Exercise aim — Copy out all the lines where "name" shows up.

Supplied data —
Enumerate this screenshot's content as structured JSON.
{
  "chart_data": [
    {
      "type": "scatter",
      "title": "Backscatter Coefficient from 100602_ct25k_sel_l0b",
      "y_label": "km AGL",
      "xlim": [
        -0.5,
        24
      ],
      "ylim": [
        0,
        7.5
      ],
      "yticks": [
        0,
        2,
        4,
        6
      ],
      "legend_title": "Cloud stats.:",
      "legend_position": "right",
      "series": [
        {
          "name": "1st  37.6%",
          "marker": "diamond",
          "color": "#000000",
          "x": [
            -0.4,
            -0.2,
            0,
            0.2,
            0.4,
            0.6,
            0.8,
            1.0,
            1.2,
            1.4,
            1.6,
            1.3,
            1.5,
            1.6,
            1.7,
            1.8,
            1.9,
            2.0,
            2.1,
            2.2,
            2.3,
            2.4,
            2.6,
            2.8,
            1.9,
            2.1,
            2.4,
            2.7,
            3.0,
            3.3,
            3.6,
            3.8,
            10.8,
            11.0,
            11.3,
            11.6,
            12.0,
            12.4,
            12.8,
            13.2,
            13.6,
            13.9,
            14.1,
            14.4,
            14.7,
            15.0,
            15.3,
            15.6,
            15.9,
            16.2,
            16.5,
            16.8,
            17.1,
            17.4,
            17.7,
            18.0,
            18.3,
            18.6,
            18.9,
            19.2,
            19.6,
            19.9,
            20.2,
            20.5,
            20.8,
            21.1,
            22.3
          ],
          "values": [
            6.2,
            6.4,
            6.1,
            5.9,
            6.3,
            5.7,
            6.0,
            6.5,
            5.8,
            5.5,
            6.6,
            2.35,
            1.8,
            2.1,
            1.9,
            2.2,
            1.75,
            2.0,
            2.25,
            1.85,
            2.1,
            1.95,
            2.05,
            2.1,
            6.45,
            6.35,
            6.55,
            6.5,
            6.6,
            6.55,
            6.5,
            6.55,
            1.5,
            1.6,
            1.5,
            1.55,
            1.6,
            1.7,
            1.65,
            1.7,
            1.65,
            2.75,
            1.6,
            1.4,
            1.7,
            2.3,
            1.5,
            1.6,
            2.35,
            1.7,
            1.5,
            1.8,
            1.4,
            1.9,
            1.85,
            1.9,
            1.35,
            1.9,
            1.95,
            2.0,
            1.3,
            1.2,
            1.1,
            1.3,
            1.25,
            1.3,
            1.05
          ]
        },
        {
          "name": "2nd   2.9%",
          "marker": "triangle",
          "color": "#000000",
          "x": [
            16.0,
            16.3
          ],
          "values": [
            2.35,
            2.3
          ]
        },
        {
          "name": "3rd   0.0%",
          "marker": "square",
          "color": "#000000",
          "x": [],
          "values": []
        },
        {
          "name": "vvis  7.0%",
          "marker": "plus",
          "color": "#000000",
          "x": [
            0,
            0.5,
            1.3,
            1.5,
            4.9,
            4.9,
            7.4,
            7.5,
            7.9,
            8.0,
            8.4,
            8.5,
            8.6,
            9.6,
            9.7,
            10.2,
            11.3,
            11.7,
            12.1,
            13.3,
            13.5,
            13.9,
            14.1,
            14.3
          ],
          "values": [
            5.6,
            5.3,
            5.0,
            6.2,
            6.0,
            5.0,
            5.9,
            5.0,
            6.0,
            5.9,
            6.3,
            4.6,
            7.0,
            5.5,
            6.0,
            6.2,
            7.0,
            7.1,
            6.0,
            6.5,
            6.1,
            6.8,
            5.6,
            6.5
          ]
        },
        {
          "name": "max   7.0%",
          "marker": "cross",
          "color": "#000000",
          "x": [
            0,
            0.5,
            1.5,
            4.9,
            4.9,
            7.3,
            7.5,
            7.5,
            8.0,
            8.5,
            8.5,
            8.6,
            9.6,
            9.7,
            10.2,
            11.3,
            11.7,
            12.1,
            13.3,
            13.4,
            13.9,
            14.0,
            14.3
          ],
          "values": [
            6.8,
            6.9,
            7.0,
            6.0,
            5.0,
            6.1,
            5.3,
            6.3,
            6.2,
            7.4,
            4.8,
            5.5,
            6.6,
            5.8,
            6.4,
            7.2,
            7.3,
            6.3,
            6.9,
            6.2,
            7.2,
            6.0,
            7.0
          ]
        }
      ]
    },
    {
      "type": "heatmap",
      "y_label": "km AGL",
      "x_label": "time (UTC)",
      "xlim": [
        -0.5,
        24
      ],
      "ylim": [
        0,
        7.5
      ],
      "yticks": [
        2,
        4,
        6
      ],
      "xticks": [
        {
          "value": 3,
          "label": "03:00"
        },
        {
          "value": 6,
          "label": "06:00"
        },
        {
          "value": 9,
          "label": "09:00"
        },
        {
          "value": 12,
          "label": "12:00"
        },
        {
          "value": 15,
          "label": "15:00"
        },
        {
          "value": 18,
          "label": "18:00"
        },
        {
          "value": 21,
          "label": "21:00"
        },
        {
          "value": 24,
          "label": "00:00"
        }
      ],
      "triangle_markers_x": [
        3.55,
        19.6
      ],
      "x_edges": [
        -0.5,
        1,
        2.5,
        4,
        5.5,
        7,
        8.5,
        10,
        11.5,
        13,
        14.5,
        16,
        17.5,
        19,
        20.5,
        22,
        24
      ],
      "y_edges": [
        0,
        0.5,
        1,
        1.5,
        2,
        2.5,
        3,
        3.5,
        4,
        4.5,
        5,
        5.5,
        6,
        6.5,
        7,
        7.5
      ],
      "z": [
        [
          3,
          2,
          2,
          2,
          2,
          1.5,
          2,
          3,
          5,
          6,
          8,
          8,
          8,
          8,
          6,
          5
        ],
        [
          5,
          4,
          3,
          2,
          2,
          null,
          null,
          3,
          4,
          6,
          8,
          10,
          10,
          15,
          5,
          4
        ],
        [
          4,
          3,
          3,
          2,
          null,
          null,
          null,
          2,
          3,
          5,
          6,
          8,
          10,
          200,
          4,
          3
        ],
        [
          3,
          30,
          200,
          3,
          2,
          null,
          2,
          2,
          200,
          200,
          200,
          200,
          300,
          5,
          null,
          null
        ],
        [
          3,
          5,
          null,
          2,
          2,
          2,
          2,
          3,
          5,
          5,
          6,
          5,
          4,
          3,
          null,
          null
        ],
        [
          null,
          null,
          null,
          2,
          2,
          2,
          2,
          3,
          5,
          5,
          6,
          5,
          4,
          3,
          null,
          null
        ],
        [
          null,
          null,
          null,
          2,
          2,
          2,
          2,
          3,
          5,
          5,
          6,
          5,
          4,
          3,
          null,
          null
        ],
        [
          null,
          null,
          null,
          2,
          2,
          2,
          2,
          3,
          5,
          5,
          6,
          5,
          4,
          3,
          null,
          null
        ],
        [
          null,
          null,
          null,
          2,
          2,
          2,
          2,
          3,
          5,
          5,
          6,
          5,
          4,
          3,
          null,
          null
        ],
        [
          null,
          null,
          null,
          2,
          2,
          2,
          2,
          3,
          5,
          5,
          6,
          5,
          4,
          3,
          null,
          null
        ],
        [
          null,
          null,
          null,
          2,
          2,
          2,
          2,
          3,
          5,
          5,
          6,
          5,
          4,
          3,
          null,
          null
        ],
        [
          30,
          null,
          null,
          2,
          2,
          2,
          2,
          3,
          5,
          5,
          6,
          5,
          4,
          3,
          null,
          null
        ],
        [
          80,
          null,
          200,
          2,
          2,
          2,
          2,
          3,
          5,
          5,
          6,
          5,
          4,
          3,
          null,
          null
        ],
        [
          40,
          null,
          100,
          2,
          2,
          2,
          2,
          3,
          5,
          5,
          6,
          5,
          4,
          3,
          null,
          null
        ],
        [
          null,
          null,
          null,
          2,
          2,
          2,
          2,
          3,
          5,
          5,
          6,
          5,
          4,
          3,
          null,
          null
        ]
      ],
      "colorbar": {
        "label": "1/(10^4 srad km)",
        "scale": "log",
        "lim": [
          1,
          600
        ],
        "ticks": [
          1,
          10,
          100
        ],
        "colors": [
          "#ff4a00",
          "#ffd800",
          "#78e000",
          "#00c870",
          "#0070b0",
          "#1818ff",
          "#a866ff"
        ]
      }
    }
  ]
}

Reply —
          "name": "1st  37.6%",
          "name": "2nd   2.9%",
          "name": "3rd   0.0%",
          "name": "vvis  7.0%",
          "name": "max   7.0%",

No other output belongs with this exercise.